### Dataset items

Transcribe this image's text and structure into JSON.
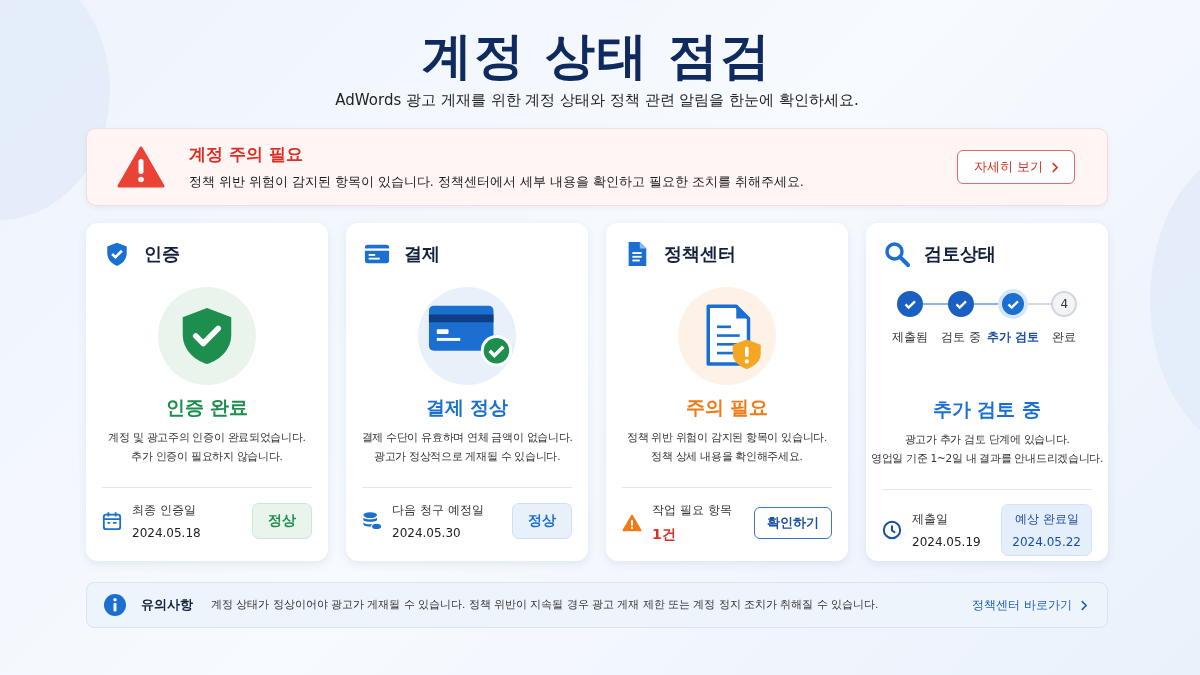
{
  "header": {
    "title": "계정 상태 점검",
    "subtitle": "AdWords 광고 게재를 위한 계정 상태와 정책 관련 알림을 한눈에 확인하세요."
  },
  "alert": {
    "title": "계정 주의 필요",
    "message": "정책 위반 위험이 감지된 항목이 있습니다. 정책센터에서 세부 내용을 확인하고 필요한 조치를 취해주세요.",
    "button": "자세히 보기"
  },
  "cards": [
    {
      "kind": "verify",
      "title": "인증",
      "status": "인증 완료",
      "color": "#1e8e4e",
      "description": [
        "계정 및 광고주의 인증이 완료되었습니다.",
        "추가 인증이 필요하지 않습니다."
      ],
      "footer": {
        "kind": "badge",
        "label": "최종 인증일",
        "value": "2024.05.18",
        "badge": "정상"
      }
    },
    {
      "kind": "billing",
      "title": "결제",
      "status": "결제 정상",
      "color": "#1a6fd1",
      "description": [
        "결제 수단이 유효하며 연체 금액이 없습니다.",
        "광고가 정상적으로 게재될 수 있습니다."
      ],
      "footer": {
        "kind": "badge",
        "label": "다음 청구 예정일",
        "value": "2024.05.30",
        "badge": "정상"
      }
    },
    {
      "kind": "policy",
      "title": "정책센터",
      "status": "주의 필요",
      "color": "#f07a16",
      "description": [
        "정책 위반 위험이 감지된 항목이 있습니다.",
        "정책 상세 내용을 확인해주세요."
      ],
      "footer": {
        "kind": "action",
        "label": "작업 필요 항목",
        "value": "1건",
        "button": "확인하기"
      }
    },
    {
      "kind": "review",
      "title": "검토상태",
      "status": "추가 검토 중",
      "color": "#1a6fd1",
      "steps": [
        {
          "label": "제출됨",
          "done": true,
          "selected": false
        },
        {
          "label": "검토 중",
          "done": true,
          "selected": false
        },
        {
          "label": "추가 검토",
          "done": true,
          "selected": true
        },
        {
          "label": "완료",
          "done": false,
          "selected": false,
          "number": "4"
        }
      ],
      "description": [
        "광고가 추가 검토 단계에 있습니다.",
        "영업일 기준 1~2일 내 결과를 안내드리겠습니다."
      ],
      "footer": {
        "kind": "estimate",
        "label": "제출일",
        "value": "2024.05.19",
        "estimate_label": "예상 완료일",
        "estimate_value": "2024.05.22"
      }
    }
  ],
  "notice": {
    "title": "유의사항",
    "message": "계정 상태가 정상이어야 광고가 게재될 수 있습니다. 정책 위반이 지속될 경우 광고 게재 제한 또는 계정 정지 조치가 취해질 수 있습니다.",
    "link": "정책센터 바로가기"
  }
}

### Task prompt
Copy every record above exactly, leaving out any pictures.

### The output
Transcribe this image's text and structure into JSON.
{
  "header": {
    "title": "계정 상태 점검",
    "subtitle": "AdWords 광고 게재를 위한 계정 상태와 정책 관련 알림을 한눈에 확인하세요."
  },
  "alert": {
    "title": "계정 주의 필요",
    "message": "정책 위반 위험이 감지된 항목이 있습니다. 정책센터에서 세부 내용을 확인하고 필요한 조치를 취해주세요.",
    "button": "자세히 보기"
  },
  "cards": [
    {
      "kind": "verify",
      "title": "인증",
      "status": "인증 완료",
      "color": "#1e8e4e",
      "description": [
        "계정 및 광고주의 인증이 완료되었습니다.",
        "추가 인증이 필요하지 않습니다."
      ],
      "footer": {
        "kind": "badge",
        "label": "최종 인증일",
        "value": "2024.05.18",
        "badge": "정상"
      }
    },
    {
      "kind": "billing",
      "title": "결제",
      "status": "결제 정상",
      "color": "#1a6fd1",
      "description": [
        "결제 수단이 유효하며 연체 금액이 없습니다.",
        "광고가 정상적으로 게재될 수 있습니다."
      ],
      "footer": {
        "kind": "badge",
        "label": "다음 청구 예정일",
        "value": "2024.05.30",
        "badge": "정상"
      }
    },
    {
      "kind": "policy",
      "title": "정책센터",
      "status": "주의 필요",
      "color": "#f07a16",
      "description": [
        "정책 위반 위험이 감지된 항목이 있습니다.",
        "정책 상세 내용을 확인해주세요."
      ],
      "footer": {
        "kind": "action",
        "label": "작업 필요 항목",
        "value": "1건",
        "button": "확인하기"
      }
    },
    {
      "kind": "review",
      "title": "검토상태",
      "status": "추가 검토 중",
      "color": "#1a6fd1",
      "steps": [
        {
          "label": "제출됨",
          "done": true,
          "selected": false
        },
        {
          "label": "검토 중",
          "done": true,
          "selected": false
        },
        {
          "label": "추가 검토",
          "done": true,
          "selected": true
        },
        {
          "label": "완료",
          "done": false,
          "selected": false,
          "number": "4"
        }
      ],
      "description": [
        "광고가 추가 검토 단계에 있습니다.",
        "영업일 기준 1~2일 내 결과를 안내드리겠습니다."
      ],
      "footer": {
        "kind": "estimate",
        "label": "제출일",
        "value": "2024.05.19",
        "estimate_label": "예상 완료일",
        "estimate_value": "2024.05.22"
      }
    }
  ],
  "notice": {
    "title": "유의사항",
    "message": "계정 상태가 정상이어야 광고가 게재될 수 있습니다. 정책 위반이 지속될 경우 광고 게재 제한 또는 계정 정지 조치가 취해질 수 있습니다.",
    "link": "정책센터 바로가기"
  }
}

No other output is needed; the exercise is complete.